(RECORDS PROVIDED)
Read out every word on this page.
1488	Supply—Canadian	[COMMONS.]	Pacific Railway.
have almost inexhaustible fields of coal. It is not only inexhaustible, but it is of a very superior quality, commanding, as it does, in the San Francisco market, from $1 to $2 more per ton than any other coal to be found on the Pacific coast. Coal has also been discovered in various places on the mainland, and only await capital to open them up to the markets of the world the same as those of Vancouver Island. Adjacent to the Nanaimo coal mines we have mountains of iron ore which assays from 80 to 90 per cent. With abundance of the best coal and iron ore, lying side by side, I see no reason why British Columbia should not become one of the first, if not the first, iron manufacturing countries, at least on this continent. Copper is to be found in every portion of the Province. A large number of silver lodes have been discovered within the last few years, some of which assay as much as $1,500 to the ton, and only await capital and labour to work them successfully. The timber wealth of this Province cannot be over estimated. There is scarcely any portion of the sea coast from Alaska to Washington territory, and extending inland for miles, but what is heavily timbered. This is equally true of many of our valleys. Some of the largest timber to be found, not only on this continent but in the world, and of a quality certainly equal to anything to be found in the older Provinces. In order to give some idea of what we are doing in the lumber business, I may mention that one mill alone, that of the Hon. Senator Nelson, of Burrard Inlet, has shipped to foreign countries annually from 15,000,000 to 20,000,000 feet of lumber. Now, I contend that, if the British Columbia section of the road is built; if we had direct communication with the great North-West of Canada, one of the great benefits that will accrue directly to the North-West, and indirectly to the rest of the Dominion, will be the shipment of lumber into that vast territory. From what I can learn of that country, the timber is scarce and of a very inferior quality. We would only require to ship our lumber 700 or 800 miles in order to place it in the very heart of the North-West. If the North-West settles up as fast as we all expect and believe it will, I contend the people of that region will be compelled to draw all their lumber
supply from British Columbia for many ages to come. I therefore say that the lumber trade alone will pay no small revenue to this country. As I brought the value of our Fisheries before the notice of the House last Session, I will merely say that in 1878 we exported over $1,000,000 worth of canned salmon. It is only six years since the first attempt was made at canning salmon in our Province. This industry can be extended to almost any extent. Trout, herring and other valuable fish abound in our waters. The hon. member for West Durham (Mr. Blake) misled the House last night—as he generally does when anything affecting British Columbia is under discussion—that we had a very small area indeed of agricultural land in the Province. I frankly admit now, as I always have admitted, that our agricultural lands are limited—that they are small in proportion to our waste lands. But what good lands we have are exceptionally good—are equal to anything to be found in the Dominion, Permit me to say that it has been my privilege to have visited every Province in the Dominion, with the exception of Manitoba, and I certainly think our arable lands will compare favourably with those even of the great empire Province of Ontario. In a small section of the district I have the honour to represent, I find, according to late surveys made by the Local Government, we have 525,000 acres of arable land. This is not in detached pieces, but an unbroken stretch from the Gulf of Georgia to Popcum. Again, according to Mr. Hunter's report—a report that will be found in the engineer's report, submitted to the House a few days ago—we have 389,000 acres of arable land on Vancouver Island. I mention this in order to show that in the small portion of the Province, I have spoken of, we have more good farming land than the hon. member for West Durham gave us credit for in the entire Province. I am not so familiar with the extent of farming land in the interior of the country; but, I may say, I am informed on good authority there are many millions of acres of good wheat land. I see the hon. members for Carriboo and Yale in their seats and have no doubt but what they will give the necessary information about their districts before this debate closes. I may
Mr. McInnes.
(End RECORDS PROVIDED)
:: WHAT YOU WILL DO ::
Repeat all of the entries above exactly.

:: OUTPUT FOR THIS TASK ::
Read out every word on this page.
1488	Supply—Canadian	[COMMONS.]	Pacific Railway.
have almost inexhaustible fields of coal. It is not only inexhaustible, but it is of a very superior quality, commanding, as it does, in the San Francisco market, from $1 to $2 more per ton than any other coal to be found on the Pacific coast. Coal has also been discovered in various places on the mainland, and only await capital to open them up to the markets of the world the same as those of Vancouver Island. Adjacent to the Nanaimo coal mines we have mountains of iron ore which assays from 80 to 90 per cent. With abundance of the best coal and iron ore, lying side by side, I see no reason why British Columbia should not become one of the first, if not the first, iron manufacturing countries, at least on this continent. Copper is to be found in every portion of the Province. A large number of silver lodes have been discovered within the last few years, some of which assay as much as $1,500 to the ton, and only await capital and labour to work them successfully. The timber wealth of this Province cannot be over estimated. There is scarcely any portion of the sea coast from Alaska to Washington territory, and extending inland for miles, but what is heavily timbered. This is equally true of many of our valleys. Some of the largest timber to be found, not only on this continent but in the world, and of a quality certainly equal to anything to be found in the older Provinces. In order to give some idea of what we are doing in the lumber business, I may mention that one mill alone, that of the Hon. Senator Nelson, of Burrard Inlet, has shipped to foreign countries annually from 15,000,000 to 20,000,000 feet of lumber. Now, I contend that, if the British Columbia section of the road is built; if we had direct communication with the great North-West of Canada, one of the great benefits that will accrue directly to the North-West, and indirectly to the rest of the Dominion, will be the shipment of lumber into that vast territory. From what I can learn of that country, the timber is scarce and of a very inferior quality. We would only require to ship our lumber 700 or 800 miles in order to place it in the very heart of the North-West. If the North-West settles up as fast as we all expect and believe it will, I contend the people of that region will be compelled to draw all their lumber
supply from British Columbia for many ages to come. I therefore say that the lumber trade alone will pay no small revenue to this country. As I brought the value of our Fisheries before the notice of the House last Session, I will merely say that in 1878 we exported over $1,000,000 worth of canned salmon. It is only six years since the first attempt was made at canning salmon in our Province. This industry can be extended to almost any extent. Trout, herring and other valuable fish abound in our waters. The hon. member for West Durham (Mr. Blake) misled the House last night—as he generally does when anything affecting British Columbia is under discussion—that we had a very small area indeed of agricultural land in the Province. I frankly admit now, as I always have admitted, that our agricultural lands are limited—that they are small in proportion to our waste lands. But what good lands we have are exceptionally good—are equal to anything to be found in the Dominion, Permit me to say that it has been my privilege to have visited every Province in the Dominion, with the exception of Manitoba, and I certainly think our arable lands will compare favourably with those even of the great empire Province of Ontario. In a small section of the district I have the honour to represent, I find, according to late surveys made by the Local Government, we have 525,000 acres of arable land. This is not in detached pieces, but an unbroken stretch from the Gulf of Georgia to Popcum. Again, according to Mr. Hunter's report—a report that will be found in the engineer's report, submitted to the House a few days ago—we have 389,000 acres of arable land on Vancouver Island. I mention this in order to show that in the small portion of the Province, I have spoken of, we have more good farming land than the hon. member for West Durham gave us credit for in the entire Province. I am not so familiar with the extent of farming land in the interior of the country; but, I may say, I am informed on good authority there are many millions of acres of good wheat land. I see the hon. members for Carriboo and Yale in their seats and have no doubt but what they will give the necessary information about their districts before this debate closes. I may
Mr. McInnes.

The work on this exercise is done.